■ WRITTEN TASK ■
Pick up the text on change detection in hybrid Angular 1 and Angular 2 apps right after its last sentence and keep writing.

In Angular 2 things are different. While change detection still
occurs after every event, no one needs to call `scope.$apply()` for
that to happen. This is because all Angular 2 code runs inside something
called the [Angular zone](../api/core/NgZone-class.html). Angular always
knows when the code finishes, so it also knows when it should kick off
change detection. The code itself doesn't have to call `scope.$apply()`
or anything like it.
In the case of hybrid applications, the `UpgradeAdapter` bridges the
Angular 1 and Angular 2 approaches. Here's what happens:
* Everything that happens in the application runs inside the Angular 2 zone.
This is true whether the event originated in Angular 1 or Angular 2 code.
The zone triggers Angular 2 change detection after every event.
* The `UpgradeAdapter` will invoke the Angular 1 `$rootScope.$apply()` after
every turn of the Angular zone. This also triggers Angular 1 change
detection after every event.
figure.image-display
img(src="/resources/images/devguide/upgrade/change_detection.png" alt="Change detection in a hybrid application" width="600")
:marked
What this means in practice is that we do not need to call `$apply()` in
our code, regardless of whether it is in Angular 1 on Angular 2. The
`UpgradeAdapter` does it for us. We *can* still call `$apply()` so there
is no need to remove such calls from existing code. Those calls just don't
have any effect in a hybrid application.

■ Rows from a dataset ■
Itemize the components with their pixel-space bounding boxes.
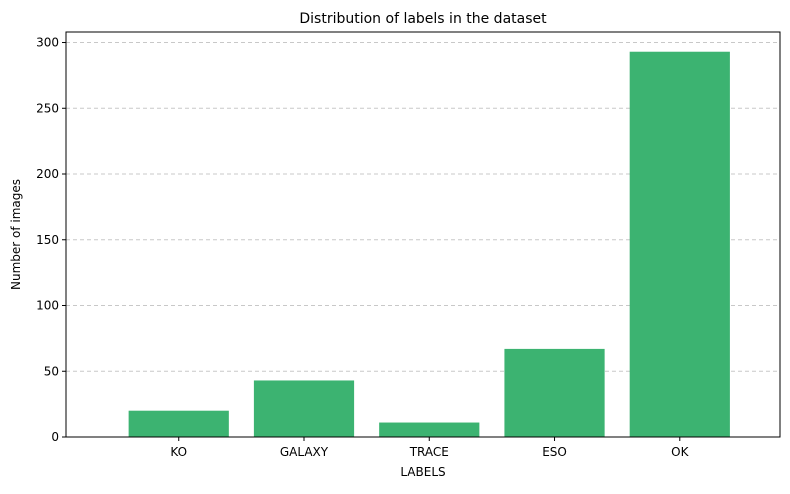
bar-trace xyxy=(379,422,480,437)
bars xyxy=(128,51,730,437)
y-tick-label: 300 xyxy=(36,36,59,50)
chart-title: Distribution of labels in the dataset xyxy=(299,11,547,27)
bar-ok xyxy=(629,51,730,437)
bar-galaxy xyxy=(253,380,355,437)
y-tick-label: 100 xyxy=(36,299,59,313)
y-tick-label: 150 xyxy=(36,233,59,247)
x-tick-label: OK xyxy=(671,445,689,459)
y-tick-label: 250 xyxy=(36,101,59,115)
x-tick-label: KO xyxy=(170,445,187,459)
y-tick-label: 50 xyxy=(44,364,59,378)
plot-frame xyxy=(65,31,781,438)
y-axis-ticks: 0 50 100 150 200 250 300 xyxy=(36,36,66,444)
x-tick-label: ESO xyxy=(542,445,567,459)
y-tick-label: 200 xyxy=(36,167,59,181)
x-tick-label: TRACE xyxy=(409,445,449,459)
y-axis-label: Number of images xyxy=(9,179,23,290)
x-tick-label: GALAXY xyxy=(280,445,329,459)
x-axis-label: LABELS xyxy=(400,465,445,479)
bar-ko xyxy=(128,410,229,437)
bar-eso xyxy=(504,348,605,437)
y-tick-label: 0 xyxy=(51,430,59,444)
x-axis-ticks: KO GALAXY TRACE ESO OK xyxy=(170,437,690,459)
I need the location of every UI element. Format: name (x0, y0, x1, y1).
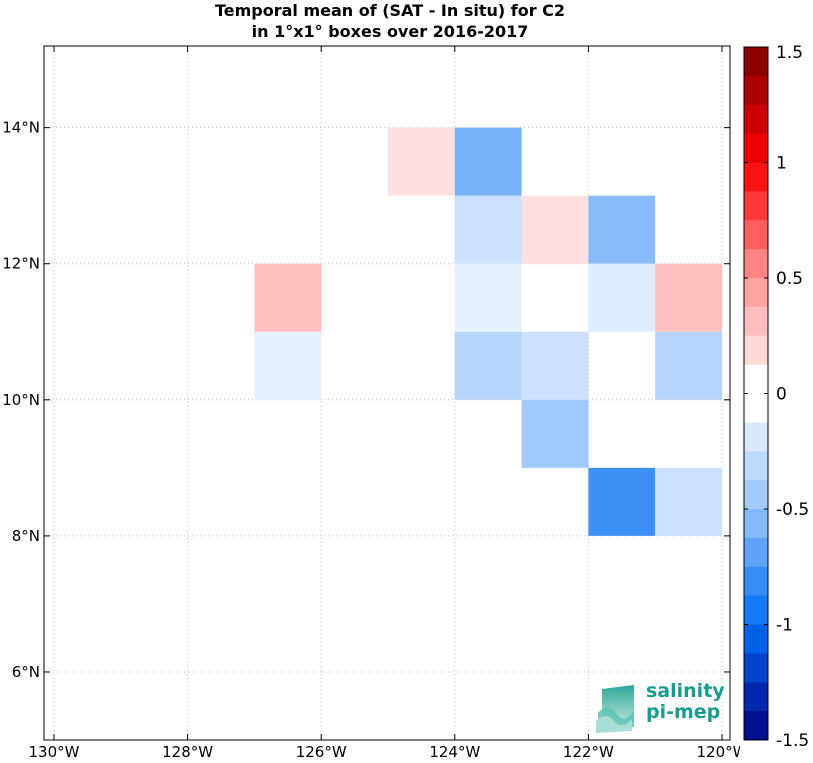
logo-line-1: salinity (646, 680, 725, 702)
colorbar-level (744, 75, 768, 106)
colorbar-level (744, 566, 768, 597)
colorbar-level (744, 220, 768, 250)
anomaly-cell (454, 127, 522, 196)
anomaly-cell (254, 331, 322, 400)
colorbar-tick-label: 1 (776, 154, 787, 174)
colorbar-ticks: 1.5 1 0.5 0 -0.5 -1 -1.5 (744, 43, 809, 751)
anomaly-cell (588, 467, 656, 536)
lat-tick-label: 8°N (12, 527, 40, 545)
title-line-2: in 1°x1° boxes over 2016-2017 (251, 22, 529, 41)
map-frame-outline (43, 45, 731, 741)
anomaly-cell (521, 331, 589, 400)
salinity-pi-mep-logo: salinity pi-mep (594, 680, 725, 733)
anomaly-cell (254, 263, 322, 332)
lon-tick-label: 124°W (429, 743, 480, 761)
anomaly-cell (454, 263, 522, 332)
anomaly-cell (388, 127, 455, 196)
colorbar-level (744, 393, 768, 423)
colorbar-level (744, 422, 768, 452)
lat-tick-label: 6°N (12, 663, 40, 681)
colorbar-level (744, 191, 768, 221)
anomaly-cell (454, 195, 522, 264)
colorbar-tick-label: 0 (776, 385, 787, 405)
colorbar-level (744, 104, 768, 135)
anomaly-cell (655, 467, 722, 536)
colorbar-tick-label: 0.5 (776, 269, 803, 289)
colorbar-level (744, 47, 768, 77)
colorbar-level (744, 624, 768, 654)
anomaly-cell (655, 331, 722, 400)
map-frame (43, 45, 731, 741)
colorbar-level (744, 364, 768, 394)
colorbar-level (744, 595, 768, 625)
colorbar-tick-label: -1 (776, 616, 793, 636)
colorbar-level (744, 711, 768, 741)
map-panel: 130°W 128°W 126°W 124°W 122°W 120°W 6°N 8°N 10°N… (2, 45, 740, 761)
colorbar-tick-label: -0.5 (776, 500, 809, 520)
colorbar-level (744, 162, 768, 192)
colorbar-level (744, 509, 768, 539)
map-title: Temporal mean of (SAT - In situ) for C2 … (0, 0, 780, 42)
anomaly-cell (588, 195, 656, 264)
anomaly-cell (521, 195, 589, 264)
colorbar-level (744, 451, 768, 481)
lat-tick-label: 12°N (2, 255, 40, 273)
colorbar-level (744, 682, 768, 712)
lon-tick-label: 128°W (162, 743, 213, 761)
colorbar-level (744, 537, 768, 568)
lon-tick-label: 122°W (563, 743, 614, 761)
colorbar-tick-label: 1.5 (776, 43, 803, 63)
colorbar-levels (744, 47, 768, 741)
anomaly-cell (521, 399, 589, 468)
anomaly-cell (655, 263, 722, 332)
colorbar-level (744, 306, 768, 337)
anomaly-cell (588, 263, 656, 332)
anomaly-cells (254, 127, 722, 536)
colorbar-level (744, 249, 768, 279)
colorbar-tick-label: -1.5 (776, 731, 809, 751)
colorbar-level (744, 480, 768, 510)
anomaly-cell (454, 331, 522, 400)
wave-logo-icon (596, 685, 634, 733)
logo-line-2: pi-mep (646, 701, 721, 723)
colorbar-level (744, 278, 768, 308)
colorbar-level (744, 653, 768, 683)
colorbar-level (744, 133, 768, 163)
title-line-1: Temporal mean of (SAT - In situ) for C2 (214, 1, 566, 20)
lon-tick-label: 126°W (296, 743, 347, 761)
lat-tick-label: 14°N (2, 119, 40, 137)
axis-ticks: 130°W 128°W 126°W 124°W 122°W 120°W 6°N 8°N 10°N… (2, 46, 740, 761)
lon-tick-label: 120°W (697, 743, 740, 761)
lon-tick-label: 130°W (29, 743, 80, 761)
lat-tick-label: 10°N (2, 391, 40, 409)
colorbar-level (744, 335, 768, 366)
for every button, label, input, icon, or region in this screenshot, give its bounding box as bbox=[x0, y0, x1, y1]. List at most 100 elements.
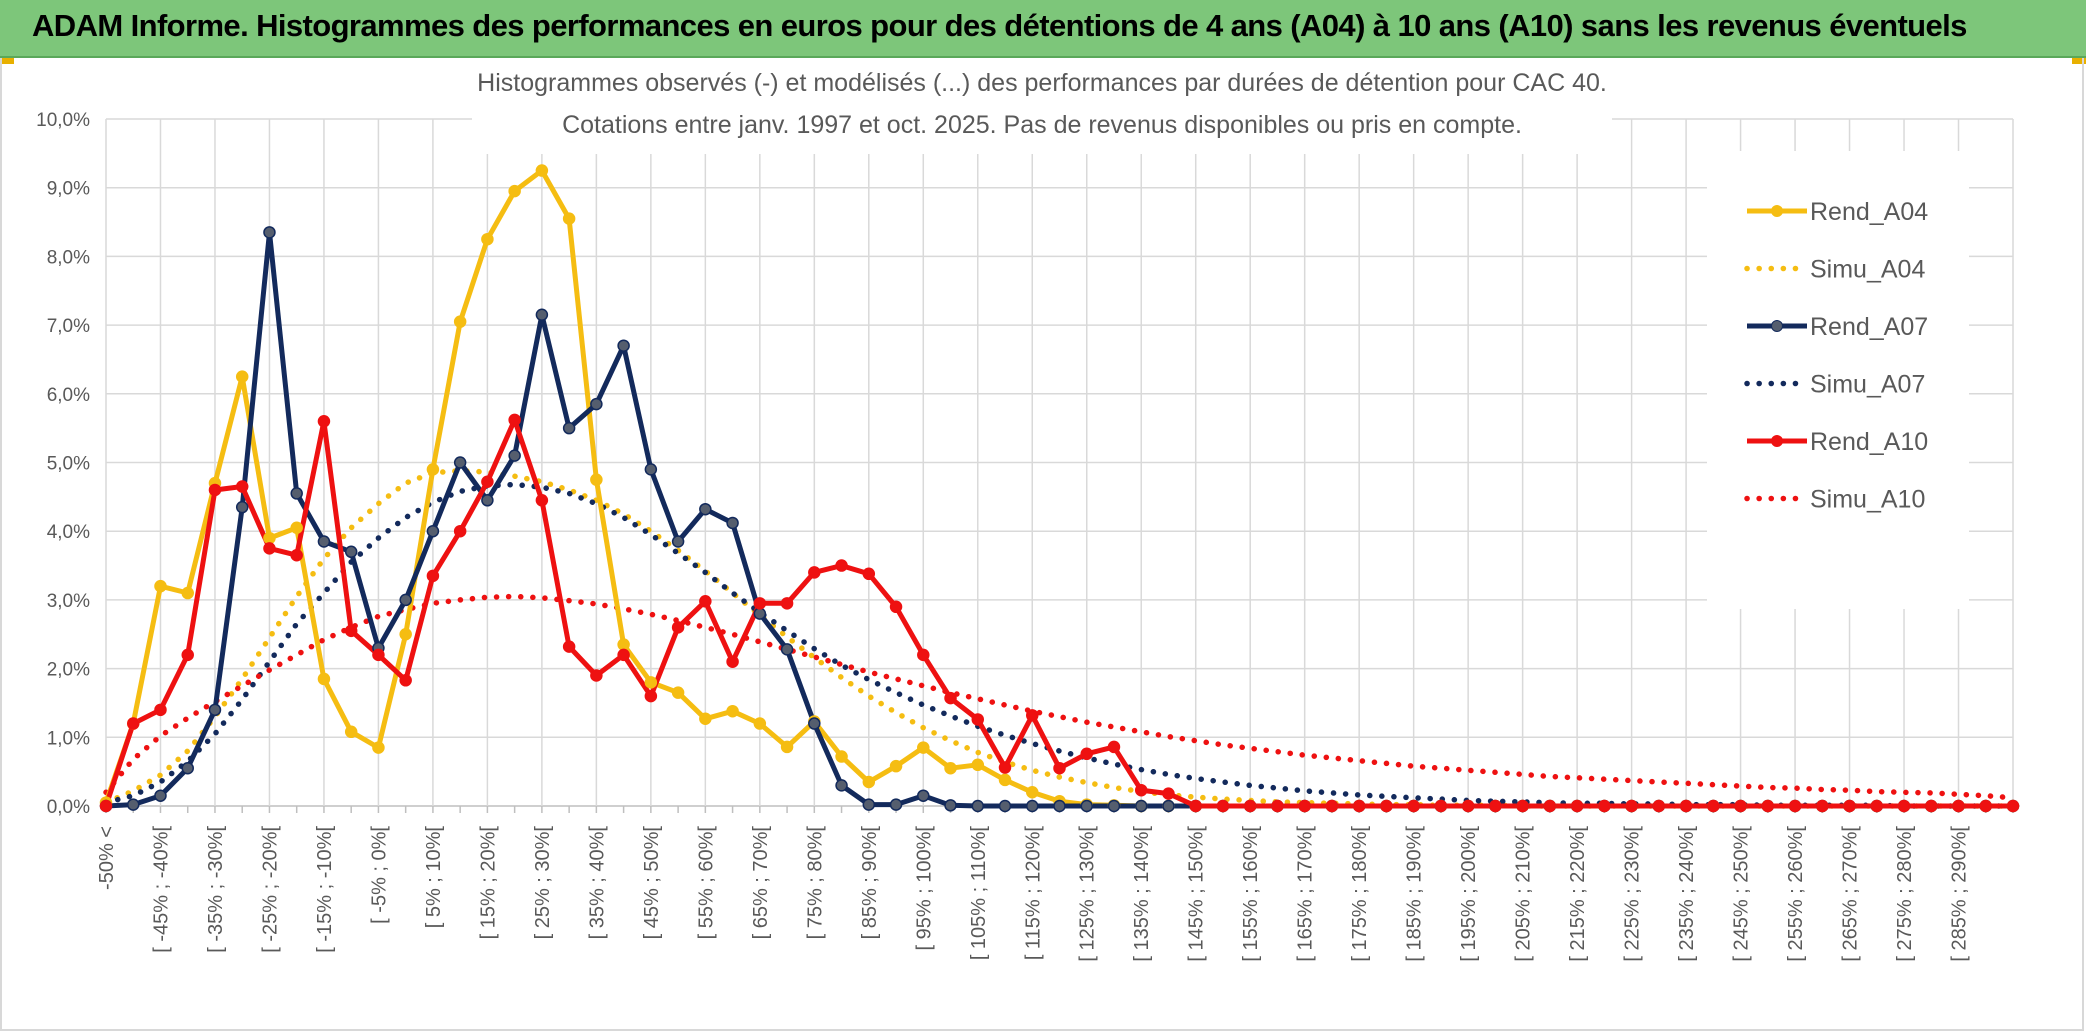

■ THE RESPONSE ■
:marked
When we downgrade an Angular 2 component and then use it from Angular 1,
the component's inputs will be watched using Angular 1 change detection.
When those inputs change, the corresponding properties in the component
are set. We can also hook into the changes by implementing the
[OnChanges](../api/core/OnChanges-interface.html) interface in the component,
just like we could if it hadn't been downgraded.
Correspondingly, when we upgrade an Angular 1 component and use it from Angular 2,
all the bindings defined for the component directive's `scope` (or `bindToController`)
will be hooked into Angular 2 change detection. They will be treated
as regular Angular 2 inputs and set onto the scope (or controller) when
they change.
## Bootstrapping Hybrid Angular 1+2 Applications
The first step to upgrading an application using the `UpgradeAdapter` is
always to bootstrap it as a hybrid that supports both Angular 1 and
Angular 2.
Pure Angular 1 applications can be bootstrapped in two ways: By using an `ng-app`
directive somewhere on the HTML page, or by calling
[angular.bootstrap](https://docs.angularjs.org/api/ng/function/angular.bootstrap)
from JavaScript. In Angular 2, only the second method is possible - there is
no `ng-app` in Angular 2. This is also the case for hybrid applications.
Therefore, it is a good preliminary step to switch Angular 1 applications to use the
JavaScript bootstrap method even before switching them to hybrid mode.
Say we have an `ng-app` driven bootstrap such as this one:
+makeExample('upgrade-adapter/ts/index-ng-app.html', null, null, {otl: /(ng-app.*ng-strict-di)/})
:marked
We can remove the `ng-app` and `ng-strict-di` directives from the HTML
and instead switch to calling `angular.bootstrap` from JavaScript, which
will result in the same thing:
+makeExample('upgrade-adapter/ts/app/1-bootstrap/app.module.ts', 'bootstrap')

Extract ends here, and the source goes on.